GIVEN REQUEST
Every record below should be printed exactly as given.

RECORDS FOR PROCESSING
....
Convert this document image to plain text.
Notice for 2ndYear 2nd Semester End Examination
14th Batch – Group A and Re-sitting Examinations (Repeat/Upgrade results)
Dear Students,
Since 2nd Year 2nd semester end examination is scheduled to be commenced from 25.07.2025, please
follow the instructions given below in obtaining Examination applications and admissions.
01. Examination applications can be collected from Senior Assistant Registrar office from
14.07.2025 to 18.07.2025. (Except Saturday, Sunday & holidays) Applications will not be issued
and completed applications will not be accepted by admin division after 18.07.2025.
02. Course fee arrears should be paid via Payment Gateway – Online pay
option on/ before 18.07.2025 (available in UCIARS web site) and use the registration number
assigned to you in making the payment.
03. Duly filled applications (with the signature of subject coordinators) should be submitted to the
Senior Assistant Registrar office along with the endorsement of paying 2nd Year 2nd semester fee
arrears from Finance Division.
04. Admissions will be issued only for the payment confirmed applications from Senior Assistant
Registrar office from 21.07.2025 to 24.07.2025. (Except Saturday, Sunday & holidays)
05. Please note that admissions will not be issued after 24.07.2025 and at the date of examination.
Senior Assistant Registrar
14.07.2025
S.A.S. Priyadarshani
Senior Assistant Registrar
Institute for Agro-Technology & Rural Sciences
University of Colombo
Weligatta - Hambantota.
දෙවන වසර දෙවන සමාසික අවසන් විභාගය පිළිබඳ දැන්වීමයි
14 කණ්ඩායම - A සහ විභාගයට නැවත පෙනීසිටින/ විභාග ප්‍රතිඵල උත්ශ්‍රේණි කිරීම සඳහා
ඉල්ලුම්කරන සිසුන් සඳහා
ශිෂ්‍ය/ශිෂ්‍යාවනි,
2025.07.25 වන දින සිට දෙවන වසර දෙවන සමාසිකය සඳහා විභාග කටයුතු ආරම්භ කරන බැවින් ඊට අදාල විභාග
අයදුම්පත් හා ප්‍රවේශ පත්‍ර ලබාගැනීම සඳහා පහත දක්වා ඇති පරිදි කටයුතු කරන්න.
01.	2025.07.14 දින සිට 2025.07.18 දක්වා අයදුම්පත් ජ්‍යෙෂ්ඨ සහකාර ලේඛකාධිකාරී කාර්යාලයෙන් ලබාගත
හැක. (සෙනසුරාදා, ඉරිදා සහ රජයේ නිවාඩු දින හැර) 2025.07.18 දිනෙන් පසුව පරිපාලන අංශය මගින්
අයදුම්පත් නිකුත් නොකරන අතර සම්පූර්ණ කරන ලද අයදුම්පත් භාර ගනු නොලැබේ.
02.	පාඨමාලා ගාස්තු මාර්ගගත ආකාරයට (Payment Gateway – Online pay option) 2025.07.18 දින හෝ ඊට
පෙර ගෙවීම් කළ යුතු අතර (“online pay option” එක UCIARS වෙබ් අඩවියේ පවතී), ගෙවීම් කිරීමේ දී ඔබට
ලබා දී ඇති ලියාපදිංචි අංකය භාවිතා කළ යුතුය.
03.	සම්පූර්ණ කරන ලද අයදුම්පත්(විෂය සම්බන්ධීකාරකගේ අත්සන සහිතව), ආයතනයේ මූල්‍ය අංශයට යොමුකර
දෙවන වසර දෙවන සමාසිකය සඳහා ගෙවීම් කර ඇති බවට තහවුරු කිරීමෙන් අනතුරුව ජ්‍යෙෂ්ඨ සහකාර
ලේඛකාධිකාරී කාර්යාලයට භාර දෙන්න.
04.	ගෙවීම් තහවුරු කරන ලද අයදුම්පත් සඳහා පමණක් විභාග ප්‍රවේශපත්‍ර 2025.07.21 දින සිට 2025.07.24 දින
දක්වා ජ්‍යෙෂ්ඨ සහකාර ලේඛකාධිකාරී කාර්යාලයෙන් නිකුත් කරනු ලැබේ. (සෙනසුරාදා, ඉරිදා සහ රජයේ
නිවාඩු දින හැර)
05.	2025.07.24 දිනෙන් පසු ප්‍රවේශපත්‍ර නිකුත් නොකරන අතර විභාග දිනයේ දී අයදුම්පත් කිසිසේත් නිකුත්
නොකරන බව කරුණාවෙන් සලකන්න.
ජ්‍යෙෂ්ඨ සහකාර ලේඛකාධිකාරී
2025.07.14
....
OUTPUT OF THE TASK
Convert this document image to plain text.
Notice for 2ndYear 2nd Semester End Examination
14th Batch – Group A and Re-sitting Examinations (Repeat/Upgrade results)
Dear Students,
Since 2nd Year 2nd semester end examination is scheduled to be commenced from 25.07.2025, please
follow the instructions given below in obtaining Examination applications and admissions.
01. Examination applications can be collected from Senior Assistant Registrar office from
14.07.2025 to 18.07.2025. (Except Saturday, Sunday & holidays) Applications will not be issued
and completed applications will not be accepted by admin division after 18.07.2025.
02. Course fee arrears should be paid via Payment Gateway – Online pay
option on/ before 18.07.2025 (available in UCIARS web site) and use the registration number
assigned to you in making the payment.
03. Duly filled applications (with the signature of subject coordinators) should be submitted to the
Senior Assistant Registrar office along with the endorsement of paying 2nd Year 2nd semester fee
arrears from Finance Division.
04. Admissions will be issued only for the payment confirmed applications from Senior Assistant
Registrar office from 21.07.2025 to 24.07.2025. (Except Saturday, Sunday & holidays)
05. Please note that admissions will not be issued after 24.07.2025 and at the date of examination.
Senior Assistant Registrar
14.07.2025
S.A.S. Priyadarshani
Senior Assistant Registrar
Institute for Agro-Technology & Rural Sciences
University of Colombo
Weligatta - Hambantota.
දෙවන වසර දෙවන සමාසික අවසන් විභාගය පිළිබඳ දැන්වීමයි
14 කණ්ඩායම - A සහ විභාගයට නැවත පෙනීසිටින/ විභාග ප්‍රතිඵල උත්ශ්‍රේණි කිරීම සඳහා
ඉල්ලුම්කරන සිසුන් සඳහා
ශිෂ්‍ය/ශිෂ්‍යාවනි,
2025.07.25 වන දින සිට දෙවන වසර දෙවන සමාසිකය සඳහා විභාග කටයුතු ආරම්භ කරන බැවින් ඊට අදාල විභාග
අයදුම්පත් හා ප්‍රවේශ පත්‍ර ලබාගැනීම සඳහා පහත දක්වා ඇති පරිදි කටයුතු කරන්න.
01.	2025.07.14 දින සිට 2025.07.18 දක්වා අයදුම්පත් ජ්‍යෙෂ්ඨ සහකාර ලේඛකාධිකාරී කාර්යාලයෙන් ලබාගත
හැක. (සෙනසුරාදා, ඉරිදා සහ රජයේ නිවාඩු දින හැර) 2025.07.18 දිනෙන් පසුව පරිපාලන අංශය මගින්
අයදුම්පත් නිකුත් නොකරන අතර සම්පූර්ණ කරන ලද අයදුම්පත් භාර ගනු නොලැබේ.
02.	පාඨමාලා ගාස්තු මාර්ගගත ආකාරයට (Payment Gateway – Online pay option) 2025.07.18 දින හෝ ඊට
පෙර ගෙවීම් කළ යුතු අතර (“online pay option” එක UCIARS වෙබ් අඩවියේ පවතී), ගෙවීම් කිරීමේ දී ඔබට
ලබා දී ඇති ලියාපදිංචි අංකය භාවිතා කළ යුතුය.
03.	සම්පූර්ණ කරන ලද අයදුම්පත්(විෂය සම්බන්ධීකාරකගේ අත්සන සහිතව), ආයතනයේ මූල්‍ය අංශයට යොමුකර
දෙවන වසර දෙවන සමාසිකය සඳහා ගෙවීම් කර ඇති බවට තහවුරු කිරීමෙන් අනතුරුව ජ්‍යෙෂ්ඨ සහකාර
ලේඛකාධිකාරී කාර්යාලයට භාර දෙන්න.
04.	ගෙවීම් තහවුරු කරන ලද අයදුම්පත් සඳහා පමණක් විභාග ප්‍රවේශපත්‍ර 2025.07.21 දින සිට 2025.07.24 දින
දක්වා ජ්‍යෙෂ්ඨ සහකාර ලේඛකාධිකාරී කාර්යාලයෙන් නිකුත් කරනු ලැබේ. (සෙනසුරාදා, ඉරිදා සහ රජයේ
නිවාඩු දින හැර)
05.	2025.07.24 දිනෙන් පසු ප්‍රවේශපත්‍ර නිකුත් නොකරන අතර විභාග දිනයේ දී අයදුම්පත් කිසිසේත් නිකුත්
නොකරන බව කරුණාවෙන් සලකන්න.
ජ්‍යෙෂ්ඨ සහකාර ලේඛකාධිකාරී
2025.07.14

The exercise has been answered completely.